++++ Excerpted records ++++

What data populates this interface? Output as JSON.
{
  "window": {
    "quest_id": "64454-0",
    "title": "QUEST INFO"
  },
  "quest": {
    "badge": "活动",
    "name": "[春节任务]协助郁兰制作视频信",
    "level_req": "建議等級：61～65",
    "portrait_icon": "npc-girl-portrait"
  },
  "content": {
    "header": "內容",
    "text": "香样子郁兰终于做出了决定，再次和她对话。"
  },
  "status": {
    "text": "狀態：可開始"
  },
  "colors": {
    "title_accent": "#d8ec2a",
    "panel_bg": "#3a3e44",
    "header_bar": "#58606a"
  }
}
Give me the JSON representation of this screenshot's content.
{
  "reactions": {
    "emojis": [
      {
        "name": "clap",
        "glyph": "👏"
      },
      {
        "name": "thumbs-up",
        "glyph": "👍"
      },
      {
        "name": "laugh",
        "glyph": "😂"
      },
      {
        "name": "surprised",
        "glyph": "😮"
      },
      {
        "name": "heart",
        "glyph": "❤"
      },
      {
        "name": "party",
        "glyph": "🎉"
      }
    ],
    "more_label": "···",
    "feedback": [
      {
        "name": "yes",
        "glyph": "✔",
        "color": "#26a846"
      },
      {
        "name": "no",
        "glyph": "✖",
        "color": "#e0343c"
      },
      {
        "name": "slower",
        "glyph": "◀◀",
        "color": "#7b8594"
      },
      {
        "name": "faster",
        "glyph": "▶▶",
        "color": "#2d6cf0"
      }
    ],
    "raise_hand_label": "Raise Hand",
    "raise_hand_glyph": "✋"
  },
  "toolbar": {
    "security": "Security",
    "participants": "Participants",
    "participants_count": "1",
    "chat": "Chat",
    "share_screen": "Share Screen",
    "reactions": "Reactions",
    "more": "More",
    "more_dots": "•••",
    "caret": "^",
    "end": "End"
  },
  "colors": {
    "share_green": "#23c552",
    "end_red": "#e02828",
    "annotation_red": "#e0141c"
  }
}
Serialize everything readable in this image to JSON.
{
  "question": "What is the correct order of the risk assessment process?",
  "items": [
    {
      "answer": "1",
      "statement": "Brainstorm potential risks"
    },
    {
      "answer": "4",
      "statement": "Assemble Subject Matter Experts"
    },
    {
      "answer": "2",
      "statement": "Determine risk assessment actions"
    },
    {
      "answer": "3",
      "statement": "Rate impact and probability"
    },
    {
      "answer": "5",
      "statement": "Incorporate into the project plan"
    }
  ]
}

++++

• Task instructions:
From the records above, pull out every line containing the word "answer".

• The solution:
      "answer": "1",
      "answer": "4",
      "answer": "2",
      "answer": "3",
      "answer": "5",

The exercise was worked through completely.